— BEGIN Data to process —

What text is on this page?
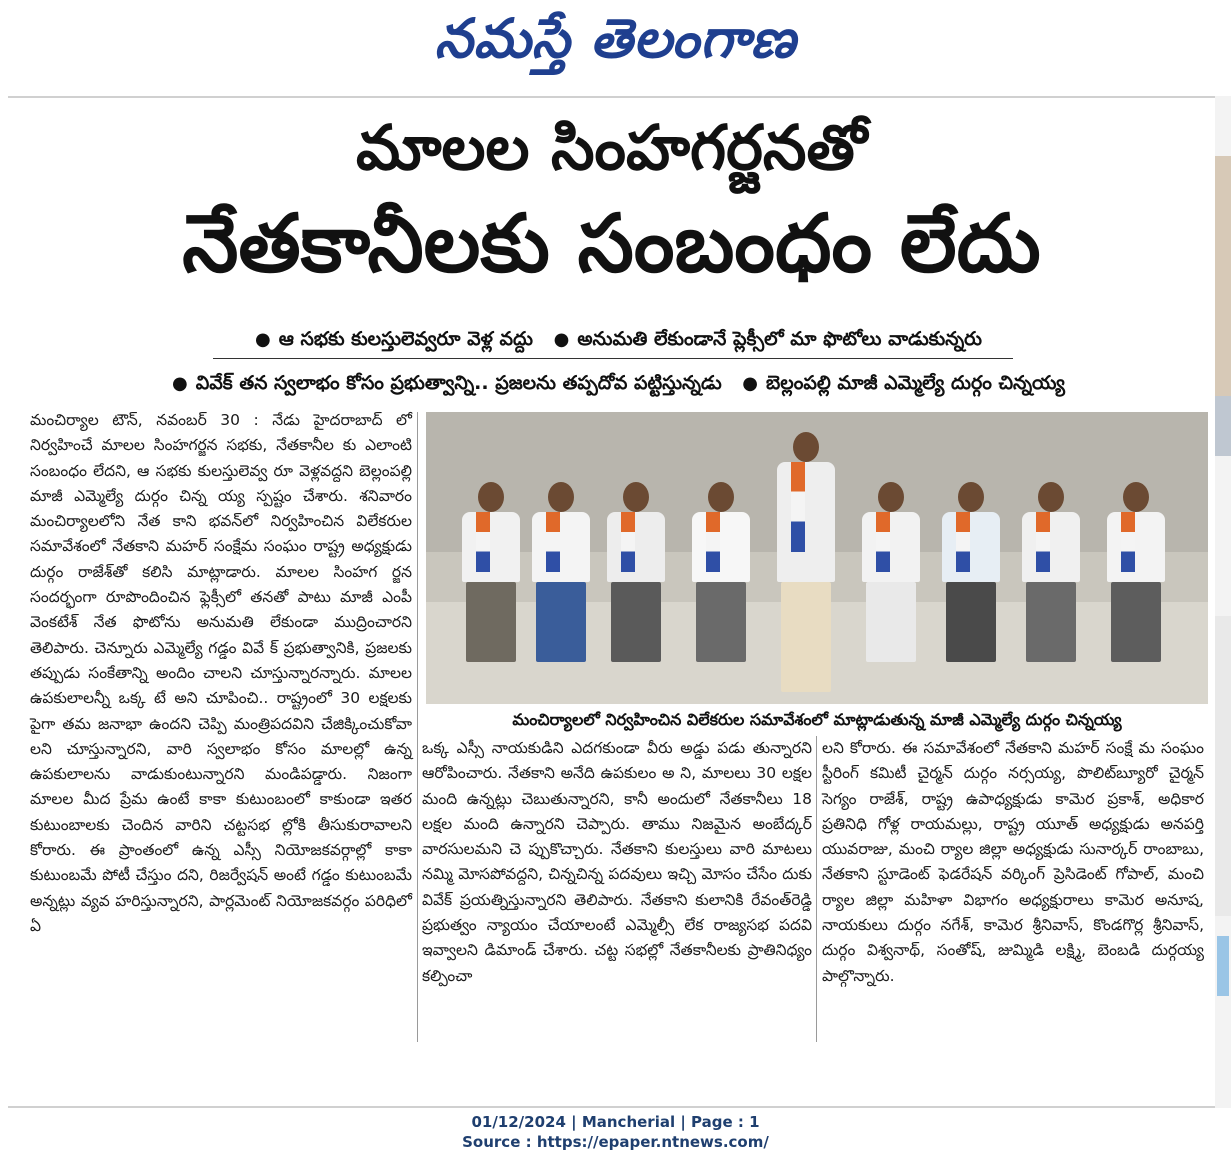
నమస్తే తెలంగాణ
మాలల సింహగర్జనతో
నేతకానీలకు సంబంధం లేదు
● ఆ సభకు కులస్తులెవ్వరూ వెళ్ల వద్దు ● అనుమతి లేకుండానే ప్లెక్సీలో మా ఫొటోలు వాడుకున్నరు
● వివేక్ తన స్వలాభం కోసం ప్రభుత్వాన్ని.. ప్రజలను తప్పదోవ పట్టిస్తున్నడు ● బెల్లంపల్లి మాజీ ఎమ్మెల్యే దుర్గం చిన్నయ్య

మంచిర్యాల టౌన్, నవంబర్ 30 : నేడు హైదరాబాద్ లో నిర్వహించే మాలల సింహగర్జన సభకు, నేతకానీల కు ఎలాంటి సంబంధం లేదని, ఆ సభకు కులస్తులెవ్వ రూ వెళ్లవద్దని బెల్లంపల్లి మాజీ ఎమ్మెల్యే దుర్గం చిన్న య్య స్పష్టం చేశారు. శనివారం మంచిర్యాలలోని నేత కాని భవన్‌లో నిర్వహించిన విలేకరుల సమావేశంలో నేతకాని మహర్ సంక్షేమ సంఘం రాష్ట్ర అధ్యక్షుడు దుర్గం రాజేశ్‌తో కలిసి మాట్లాడారు. మాలల సింహగ ర్జన సందర్భంగా రూపొందించిన ఫ్లెక్సీలో తనతో పాటు మాజీ ఎంపీ వెంకటేశ్ నేత ఫొటోను అనుమతి లేకుండా ముద్రించారని తెలిపారు. చెన్నూరు ఎమ్మెల్యే గడ్డం వివే క్ ప్రభుత్వానికి, ప్రజలకు తప్పుడు సంకేతాన్ని అందిం చాలని చూస్తున్నారన్నారు. మాలల ఉపకులాలన్నీ ఒక్క టే అని చూపించి.. రాష్ట్రంలో 30 లక్షలకు పైగా తమ జనాభా ఉందని చెప్పి మంత్రిపదవిని చేజిక్కించుకోవా లని చూస్తున్నారని, వారి స్వలాభం కోసం మాలల్లో ఉన్న ఉపకులాలను వాడుకుంటున్నారని మండిపడ్డారు. నిజంగా మాలల మీద ప్రేమ ఉంటే కాకా కుటుంబంలో కాకుండా ఇతర కుటుంబాలకు చెందిన వారిని చట్టసభ ల్లోకి తీసుకురావాలని కోరారు. ఈ ప్రాంతంలో ఉన్న ఎస్సీ నియోజకవర్గాల్లో కాకా కుటుంబమే పోటీ చేస్తుం దని, రిజర్వేషన్ అంటే గడ్డం కుటుంబమే అన్నట్లు వ్యవ హరిస్తున్నారని, పార్లమెంట్ నియోజకవర్గం పరిధిలో ఏ

మంచిర్యాలలో నిర్వహించిన విలేకరుల సమావేశంలో మాట్లాడుతున్న మాజీ ఎమ్మెల్యే దుర్గం చిన్నయ్య

ఒక్క ఎస్సీ నాయకుడిని ఎదగకుండా వీరు అడ్డు పడు తున్నారని ఆరోపించారు. నేతకాని అనేది ఉపకులం అ ని, మాలలు 30 లక్షల మంది ఉన్నట్లు చెబుతున్నారని, కానీ అందులో నేతకానీలు 18 లక్షల మంది ఉన్నారని చెప్పారు. తాము నిజమైన అంబేద్కర్ వారసులమని చె ప్పుకొచ్చారు. నేతకాని కులస్తులు వారి మాటలు నమ్మి మోసపోవద్దని, చిన్నచిన్న పదవులు ఇచ్చి మోసం చేసేం దుకు వివేక్ ప్రయత్నిస్తున్నారని తెలిపారు. నేతకాని కులానికి రేవంత్‌రెడ్డి ప్రభుత్వం న్యాయం చేయాలంటే ఎమ్మెల్సీ లేక రాజ్యసభ పదవి ఇవ్వాలని డిమాండ్ చేశారు. చట్ట సభల్లో నేతకానీలకు ప్రాతినిధ్యం కల్పించా

లని కోరారు. ఈ సమావేశంలో నేతకాని మహర్ సంక్షే మ సంఘం స్టీరింగ్ కమిటీ చైర్మన్ దుర్గం నర్సయ్య, పొలిట్‌బ్యూరో చైర్మన్ సెగ్యం రాజేశ్, రాష్ట్ర ఉపాధ్యక్షుడు కామెర ప్రకాశ్, అధికార ప్రతినిధి గోళ్ల రాయమల్లు, రాష్ట్ర యూత్ అధ్యక్షుడు అనపర్తి యువరాజు, మంచి ర్యాల జిల్లా అధ్యక్షుడు సునార్కర్ రాంబాబు, నేతకాని స్టూడెంట్ ఫెడరేషన్ వర్కింగ్ ప్రెసిడెంట్ గోపాల్, మంచి ర్యాల జిల్లా మహిళా విభాగం అధ్యక్షురాలు కామెర అనూష, నాయకులు దుర్గం నగేశ్, కామెర శ్రీనివాస్, కొండగొర్ల శ్రీనివాస్, దుర్గం విశ్వనాథ్, సంతోష్, జుమ్మిడి లక్ష్మి, బెంబడి దుర్గయ్య పాల్గొన్నారు.

01/12/2024 | Mancherial | Page : 1
Source : https://epaper.ntnews.com/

— END Data to process —

Output a faithful copy of the data, with each picture left out.

What text is on this page?
నమస్తే తెలంగాణ
మాలల సింహగర్జనతో
నేతకానీలకు సంబంధం లేదు
● ఆ సభకు కులస్తులెవ్వరూ వెళ్ల వద్దు ● అనుమతి లేకుండానే ప్లెక్సీలో మా ఫొటోలు వాడుకున్నరు
● వివేక్ తన స్వలాభం కోసం ప్రభుత్వాన్ని.. ప్రజలను తప్పదోవ పట్టిస్తున్నడు ● బెల్లంపల్లి మాజీ ఎమ్మెల్యే దుర్గం చిన్నయ్య

మంచిర్యాల టౌన్, నవంబర్ 30 : నేడు హైదరాబాద్ లో నిర్వహించే మాలల సింహగర్జన సభకు, నేతకానీల కు ఎలాంటి సంబంధం లేదని, ఆ సభకు కులస్తులెవ్వ రూ వెళ్లవద్దని బెల్లంపల్లి మాజీ ఎమ్మెల్యే దుర్గం చిన్న య్య స్పష్టం చేశారు. శనివారం మంచిర్యాలలోని నేత కాని భవన్‌లో నిర్వహించిన విలేకరుల సమావేశంలో నేతకాని మహర్ సంక్షేమ సంఘం రాష్ట్ర అధ్యక్షుడు దుర్గం రాజేశ్‌తో కలిసి మాట్లాడారు. మాలల సింహగ ర్జన సందర్భంగా రూపొందించిన ఫ్లెక్సీలో తనతో పాటు మాజీ ఎంపీ వెంకటేశ్ నేత ఫొటోను అనుమతి లేకుండా ముద్రించారని తెలిపారు. చెన్నూరు ఎమ్మెల్యే గడ్డం వివే క్ ప్రభుత్వానికి, ప్రజలకు తప్పుడు సంకేతాన్ని అందిం చాలని చూస్తున్నారన్నారు. మాలల ఉపకులాలన్నీ ఒక్క టే అని చూపించి.. రాష్ట్రంలో 30 లక్షలకు పైగా తమ జనాభా ఉందని చెప్పి మంత్రిపదవిని చేజిక్కించుకోవా లని చూస్తున్నారని, వారి స్వలాభం కోసం మాలల్లో ఉన్న ఉపకులాలను వాడుకుంటున్నారని మండిపడ్డారు. నిజంగా మాలల మీద ప్రేమ ఉంటే కాకా కుటుంబంలో కాకుండా ఇతర కుటుంబాలకు చెందిన వారిని చట్టసభ ల్లోకి తీసుకురావాలని కోరారు. ఈ ప్రాంతంలో ఉన్న ఎస్సీ నియోజకవర్గాల్లో కాకా కుటుంబమే పోటీ చేస్తుం దని, రిజర్వేషన్ అంటే గడ్డం కుటుంబమే అన్నట్లు వ్యవ హరిస్తున్నారని, పార్లమెంట్ నియోజకవర్గం పరిధిలో ఏ

మంచిర్యాలలో నిర్వహించిన విలేకరుల సమావేశంలో మాట్లాడుతున్న మాజీ ఎమ్మెల్యే దుర్గం చిన్నయ్య

ఒక్క ఎస్సీ నాయకుడిని ఎదగకుండా వీరు అడ్డు పడు తున్నారని ఆరోపించారు. నేతకాని అనేది ఉపకులం అ ని, మాలలు 30 లక్షల మంది ఉన్నట్లు చెబుతున్నారని, కానీ అందులో నేతకానీలు 18 లక్షల మంది ఉన్నారని చెప్పారు. తాము నిజమైన అంబేద్కర్ వారసులమని చె ప్పుకొచ్చారు. నేతకాని కులస్తులు వారి మాటలు నమ్మి మోసపోవద్దని, చిన్నచిన్న పదవులు ఇచ్చి మోసం చేసేం దుకు వివేక్ ప్రయత్నిస్తున్నారని తెలిపారు. నేతకాని కులానికి రేవంత్‌రెడ్డి ప్రభుత్వం న్యాయం చేయాలంటే ఎమ్మెల్సీ లేక రాజ్యసభ పదవి ఇవ్వాలని డిమాండ్ చేశారు. చట్ట సభల్లో నేతకానీలకు ప్రాతినిధ్యం కల్పించా

లని కోరారు. ఈ సమావేశంలో నేతకాని మహర్ సంక్షే మ సంఘం స్టీరింగ్ కమిటీ చైర్మన్ దుర్గం నర్సయ్య, పొలిట్‌బ్యూరో చైర్మన్ సెగ్యం రాజేశ్, రాష్ట్ర ఉపాధ్యక్షుడు కామెర ప్రకాశ్, అధికార ప్రతినిధి గోళ్ల రాయమల్లు, రాష్ట్ర యూత్ అధ్యక్షుడు అనపర్తి యువరాజు, మంచి ర్యాల జిల్లా అధ్యక్షుడు సునార్కర్ రాంబాబు, నేతకాని స్టూడెంట్ ఫెడరేషన్ వర్కింగ్ ప్రెసిడెంట్ గోపాల్, మంచి ర్యాల జిల్లా మహిళా విభాగం అధ్యక్షురాలు కామెర అనూష, నాయకులు దుర్గం నగేశ్, కామెర శ్రీనివాస్, కొండగొర్ల శ్రీనివాస్, దుర్గం విశ్వనాథ్, సంతోష్, జుమ్మిడి లక్ష్మి, బెంబడి దుర్గయ్య పాల్గొన్నారు.

01/12/2024 | Mancherial | Page : 1
Source : https://epaper.ntnews.com/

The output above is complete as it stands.